WORK TO COMPLETE —
Repeat each record exactly. Any picture gets left out.

AVAILABLE DATA —

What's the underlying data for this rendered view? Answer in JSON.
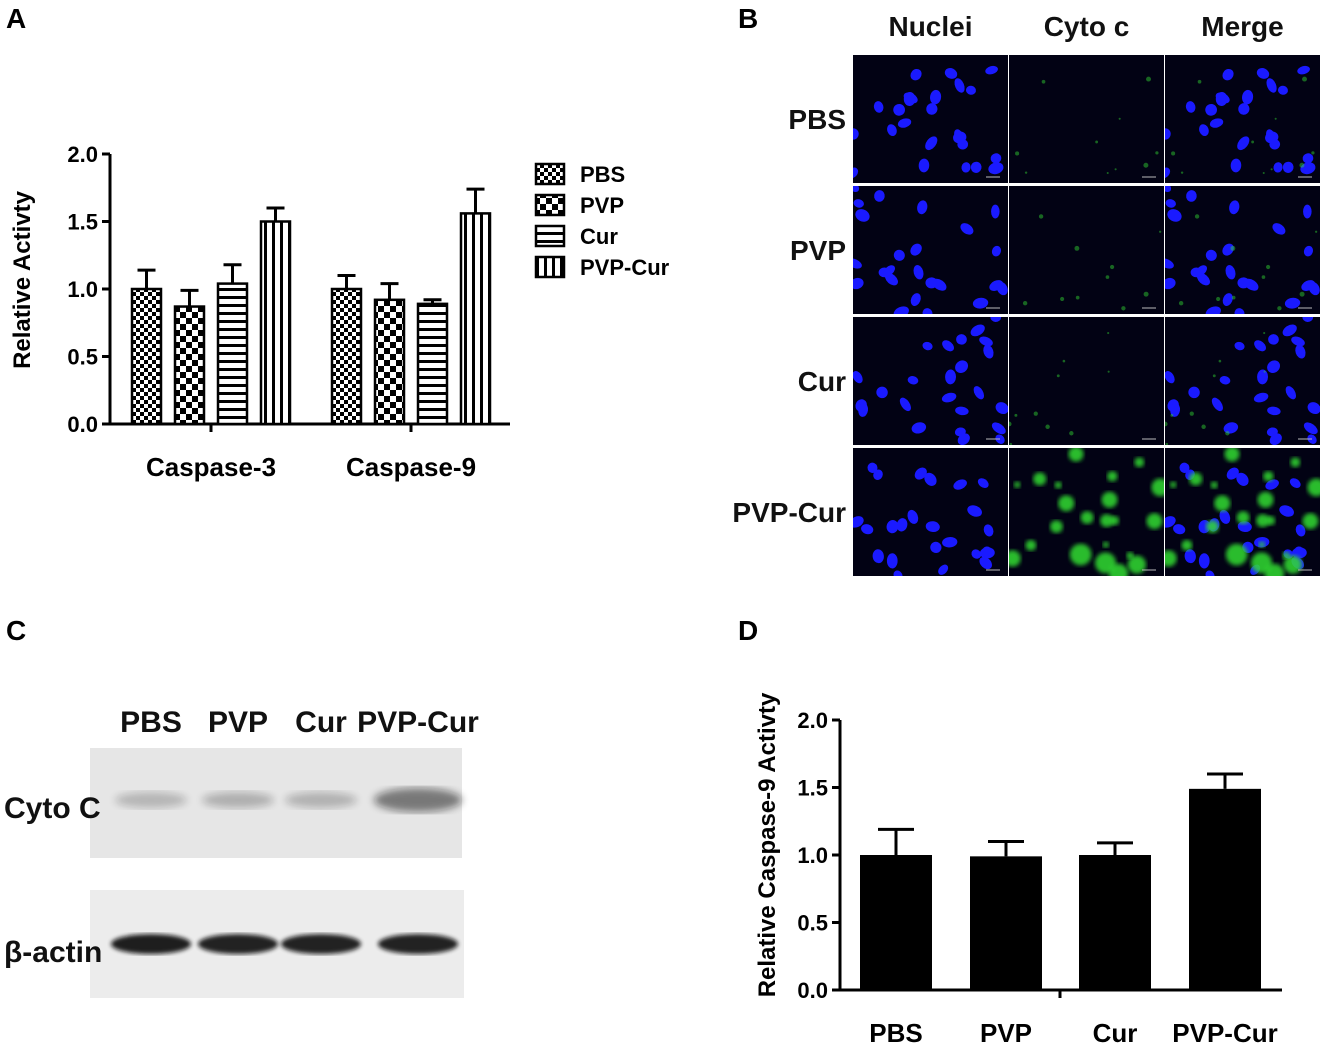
{
  "panels": {
    "a": "A",
    "b": "B",
    "c": "C",
    "d": "D"
  },
  "chart_data": [
    {
      "panel": "A",
      "type": "bar",
      "ylabel": "Relative Activty",
      "ylim": [
        0,
        2.0
      ],
      "yticks": [
        "0.0",
        "0.5",
        "1.0",
        "1.5",
        "2.0"
      ],
      "categories": [
        "Caspase-3",
        "Caspase-9"
      ],
      "legend_position": "right",
      "series": [
        {
          "name": "PBS",
          "pattern": "checker-small",
          "values": [
            1.0,
            1.0
          ],
          "errors": [
            0.14,
            0.1
          ]
        },
        {
          "name": "PVP",
          "pattern": "checker-large",
          "values": [
            0.87,
            0.92
          ],
          "errors": [
            0.12,
            0.12
          ]
        },
        {
          "name": "Cur",
          "pattern": "horizontal-lines",
          "values": [
            1.04,
            0.89
          ],
          "errors": [
            0.14,
            0.03
          ]
        },
        {
          "name": "PVP-Cur",
          "pattern": "vertical-lines",
          "values": [
            1.5,
            1.56
          ],
          "errors": [
            0.1,
            0.18
          ]
        }
      ]
    },
    {
      "panel": "D",
      "type": "bar",
      "ylabel": "Relative Caspase-9 Activty",
      "ylim": [
        0,
        2.0
      ],
      "yticks": [
        "0.0",
        "0.5",
        "1.0",
        "1.5",
        "2.0"
      ],
      "categories": [
        "PBS",
        "PVP",
        "Cur",
        "PVP-Cur"
      ],
      "values": [
        1.0,
        0.99,
        1.0,
        1.49
      ],
      "errors": [
        0.19,
        0.11,
        0.09,
        0.11
      ],
      "color": "#000000"
    }
  ],
  "microscopy": {
    "columns": [
      "Nuclei",
      "Cyto c",
      "Merge"
    ],
    "rows": [
      "PBS",
      "PVP",
      "Cur",
      "PVP-Cur"
    ],
    "nuclei_color": "#1a1aff",
    "cyto_color": "#33dd33",
    "background": "#020214"
  },
  "western": {
    "lanes": [
      "PBS",
      "PVP",
      "Cur",
      "PVP-Cur"
    ],
    "bands": [
      {
        "label": "Cyto C",
        "intensity": [
          0.22,
          0.25,
          0.24,
          0.5
        ]
      },
      {
        "label": "β-actin",
        "intensity": [
          0.92,
          0.9,
          0.9,
          0.9
        ]
      }
    ]
  }
}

OUTPUT BELOW —
What's the underlying data for this rendered view? Answer in JSON.
{
  "panels": {
    "a": "A",
    "b": "B",
    "c": "C",
    "d": "D"
  },
  "chart_data": [
    {
      "panel": "A",
      "type": "bar",
      "ylabel": "Relative Activty",
      "ylim": [
        0,
        2.0
      ],
      "yticks": [
        "0.0",
        "0.5",
        "1.0",
        "1.5",
        "2.0"
      ],
      "categories": [
        "Caspase-3",
        "Caspase-9"
      ],
      "legend_position": "right",
      "series": [
        {
          "name": "PBS",
          "pattern": "checker-small",
          "values": [
            1.0,
            1.0
          ],
          "errors": [
            0.14,
            0.1
          ]
        },
        {
          "name": "PVP",
          "pattern": "checker-large",
          "values": [
            0.87,
            0.92
          ],
          "errors": [
            0.12,
            0.12
          ]
        },
        {
          "name": "Cur",
          "pattern": "horizontal-lines",
          "values": [
            1.04,
            0.89
          ],
          "errors": [
            0.14,
            0.03
          ]
        },
        {
          "name": "PVP-Cur",
          "pattern": "vertical-lines",
          "values": [
            1.5,
            1.56
          ],
          "errors": [
            0.1,
            0.18
          ]
        }
      ]
    },
    {
      "panel": "D",
      "type": "bar",
      "ylabel": "Relative Caspase-9 Activty",
      "ylim": [
        0,
        2.0
      ],
      "yticks": [
        "0.0",
        "0.5",
        "1.0",
        "1.5",
        "2.0"
      ],
      "categories": [
        "PBS",
        "PVP",
        "Cur",
        "PVP-Cur"
      ],
      "values": [
        1.0,
        0.99,
        1.0,
        1.49
      ],
      "errors": [
        0.19,
        0.11,
        0.09,
        0.11
      ],
      "color": "#000000"
    }
  ],
  "microscopy": {
    "columns": [
      "Nuclei",
      "Cyto c",
      "Merge"
    ],
    "rows": [
      "PBS",
      "PVP",
      "Cur",
      "PVP-Cur"
    ],
    "nuclei_color": "#1a1aff",
    "cyto_color": "#33dd33",
    "background": "#020214"
  },
  "western": {
    "lanes": [
      "PBS",
      "PVP",
      "Cur",
      "PVP-Cur"
    ],
    "bands": [
      {
        "label": "Cyto C",
        "intensity": [
          0.22,
          0.25,
          0.24,
          0.5
        ]
      },
      {
        "label": "β-actin",
        "intensity": [
          0.92,
          0.9,
          0.9,
          0.9
        ]
      }
    ]
  }
}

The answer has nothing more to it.